#### [PROBLEM TO SOLVE]
Return the material exactly as supplied, apart from the pictures, which are omitted.

═══ RECORDS TO USE ═══

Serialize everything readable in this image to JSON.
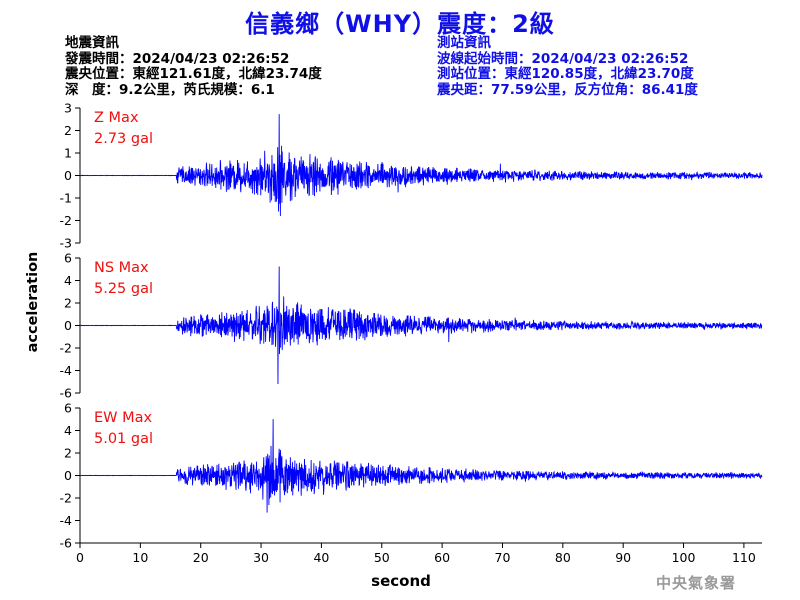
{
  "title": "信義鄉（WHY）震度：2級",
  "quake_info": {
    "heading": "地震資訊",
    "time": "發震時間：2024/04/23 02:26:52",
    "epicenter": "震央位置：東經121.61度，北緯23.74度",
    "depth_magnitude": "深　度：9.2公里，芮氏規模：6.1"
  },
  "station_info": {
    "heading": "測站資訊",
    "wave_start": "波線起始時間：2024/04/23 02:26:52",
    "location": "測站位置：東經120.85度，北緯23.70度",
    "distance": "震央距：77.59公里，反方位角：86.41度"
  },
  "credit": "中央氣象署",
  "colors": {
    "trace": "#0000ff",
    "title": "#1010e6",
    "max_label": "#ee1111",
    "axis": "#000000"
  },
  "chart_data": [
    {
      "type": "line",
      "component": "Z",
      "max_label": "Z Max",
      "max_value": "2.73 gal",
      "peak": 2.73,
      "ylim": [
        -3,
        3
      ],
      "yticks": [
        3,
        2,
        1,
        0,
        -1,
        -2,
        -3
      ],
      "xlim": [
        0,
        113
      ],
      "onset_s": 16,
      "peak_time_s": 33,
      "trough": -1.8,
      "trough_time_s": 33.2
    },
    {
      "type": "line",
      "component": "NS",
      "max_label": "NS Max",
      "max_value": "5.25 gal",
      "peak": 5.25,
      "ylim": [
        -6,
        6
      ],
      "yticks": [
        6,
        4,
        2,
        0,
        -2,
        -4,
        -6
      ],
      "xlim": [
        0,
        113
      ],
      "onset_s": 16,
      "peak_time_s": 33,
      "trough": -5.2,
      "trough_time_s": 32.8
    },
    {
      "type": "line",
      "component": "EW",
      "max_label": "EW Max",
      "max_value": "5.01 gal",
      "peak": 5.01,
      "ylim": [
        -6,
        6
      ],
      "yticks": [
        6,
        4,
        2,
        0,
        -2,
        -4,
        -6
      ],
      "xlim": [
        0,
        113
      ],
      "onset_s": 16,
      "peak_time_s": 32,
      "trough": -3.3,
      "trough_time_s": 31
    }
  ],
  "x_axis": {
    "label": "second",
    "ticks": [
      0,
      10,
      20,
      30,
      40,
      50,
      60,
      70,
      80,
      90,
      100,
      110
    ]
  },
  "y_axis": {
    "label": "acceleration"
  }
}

═══

#### [THE COMPLETED TASK]
Serialize everything readable in this image to JSON.
{
  "title": "信義鄉（WHY）震度：2級",
  "quake_info": {
    "heading": "地震資訊",
    "time": "發震時間：2024/04/23 02:26:52",
    "epicenter": "震央位置：東經121.61度，北緯23.74度",
    "depth_magnitude": "深　度：9.2公里，芮氏規模：6.1"
  },
  "station_info": {
    "heading": "測站資訊",
    "wave_start": "波線起始時間：2024/04/23 02:26:52",
    "location": "測站位置：東經120.85度，北緯23.70度",
    "distance": "震央距：77.59公里，反方位角：86.41度"
  },
  "credit": "中央氣象署",
  "colors": {
    "trace": "#0000ff",
    "title": "#1010e6",
    "max_label": "#ee1111",
    "axis": "#000000"
  },
  "chart_data": [
    {
      "type": "line",
      "component": "Z",
      "max_label": "Z Max",
      "max_value": "2.73 gal",
      "peak": 2.73,
      "ylim": [
        -3,
        3
      ],
      "yticks": [
        3,
        2,
        1,
        0,
        -1,
        -2,
        -3
      ],
      "xlim": [
        0,
        113
      ],
      "onset_s": 16,
      "peak_time_s": 33,
      "trough": -1.8,
      "trough_time_s": 33.2
    },
    {
      "type": "line",
      "component": "NS",
      "max_label": "NS Max",
      "max_value": "5.25 gal",
      "peak": 5.25,
      "ylim": [
        -6,
        6
      ],
      "yticks": [
        6,
        4,
        2,
        0,
        -2,
        -4,
        -6
      ],
      "xlim": [
        0,
        113
      ],
      "onset_s": 16,
      "peak_time_s": 33,
      "trough": -5.2,
      "trough_time_s": 32.8
    },
    {
      "type": "line",
      "component": "EW",
      "max_label": "EW Max",
      "max_value": "5.01 gal",
      "peak": 5.01,
      "ylim": [
        -6,
        6
      ],
      "yticks": [
        6,
        4,
        2,
        0,
        -2,
        -4,
        -6
      ],
      "xlim": [
        0,
        113
      ],
      "onset_s": 16,
      "peak_time_s": 32,
      "trough": -3.3,
      "trough_time_s": 31
    }
  ],
  "x_axis": {
    "label": "second",
    "ticks": [
      0,
      10,
      20,
      30,
      40,
      50,
      60,
      70,
      80,
      90,
      100,
      110
    ]
  },
  "y_axis": {
    "label": "acceleration"
  }
}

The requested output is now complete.